Figure contents as structured data
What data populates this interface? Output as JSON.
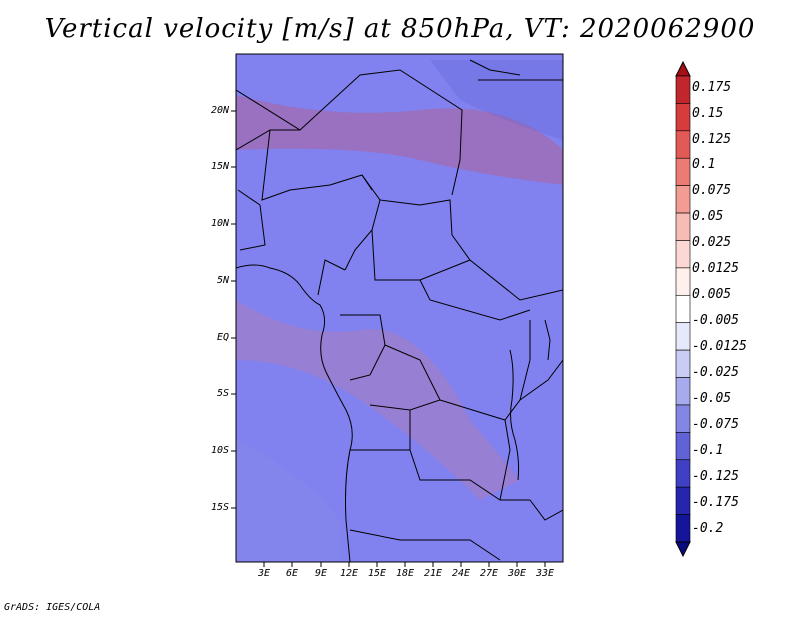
{
  "title": "Vertical velocity [m/s] at 850hPa, VT: 2020062900",
  "footer": "GrADS: IGES/COLA",
  "map": {
    "type": "filled-contour-map",
    "lon_range": [
      0,
      34.5
    ],
    "lat_range": [
      -20,
      25
    ],
    "lat_labels": [
      "20N",
      "15N",
      "10N",
      "5N",
      "EQ",
      "5S",
      "10S",
      "15S"
    ],
    "lon_labels": [
      "3E",
      "6E",
      "9E",
      "12E",
      "15E",
      "18E",
      "21E",
      "24E",
      "27E",
      "30E",
      "33E"
    ]
  },
  "colorbar": {
    "levels": [
      "0.175",
      "0.15",
      "0.125",
      "0.1",
      "0.075",
      "0.05",
      "0.025",
      "0.0125",
      "0.005",
      "-0.005",
      "-0.0125",
      "-0.025",
      "-0.05",
      "-0.075",
      "-0.1",
      "-0.125",
      "-0.175",
      "-0.2"
    ],
    "colors": [
      "#a50f15",
      "#c0262b",
      "#d63c3c",
      "#e25a55",
      "#ec7b74",
      "#f29c94",
      "#f7bcb5",
      "#fbd8d3",
      "#fff0ee",
      "#ffffff",
      "#e6e8fb",
      "#c9ccf5",
      "#a8aaee",
      "#8486e3",
      "#6062d6",
      "#3f40c4",
      "#2526ad",
      "#15159a",
      "#0b0b80"
    ]
  }
}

--- PROBLEM TO SOLVE ---
Give the data above again in full and unchanged, skipping the pictures.

--- OUTPUT FOR THIS EXERCISE ---
What data populates this interface? Output as JSON.
{
  "title": "Vertical velocity [m/s] at 850hPa, VT: 2020062900",
  "footer": "GrADS: IGES/COLA",
  "map": {
    "type": "filled-contour-map",
    "lon_range": [
      0,
      34.5
    ],
    "lat_range": [
      -20,
      25
    ],
    "lat_labels": [
      "20N",
      "15N",
      "10N",
      "5N",
      "EQ",
      "5S",
      "10S",
      "15S"
    ],
    "lon_labels": [
      "3E",
      "6E",
      "9E",
      "12E",
      "15E",
      "18E",
      "21E",
      "24E",
      "27E",
      "30E",
      "33E"
    ]
  },
  "colorbar": {
    "levels": [
      "0.175",
      "0.15",
      "0.125",
      "0.1",
      "0.075",
      "0.05",
      "0.025",
      "0.0125",
      "0.005",
      "-0.005",
      "-0.0125",
      "-0.025",
      "-0.05",
      "-0.075",
      "-0.1",
      "-0.125",
      "-0.175",
      "-0.2"
    ],
    "colors": [
      "#a50f15",
      "#c0262b",
      "#d63c3c",
      "#e25a55",
      "#ec7b74",
      "#f29c94",
      "#f7bcb5",
      "#fbd8d3",
      "#fff0ee",
      "#ffffff",
      "#e6e8fb",
      "#c9ccf5",
      "#a8aaee",
      "#8486e3",
      "#6062d6",
      "#3f40c4",
      "#2526ad",
      "#15159a",
      "#0b0b80"
    ]
  }
}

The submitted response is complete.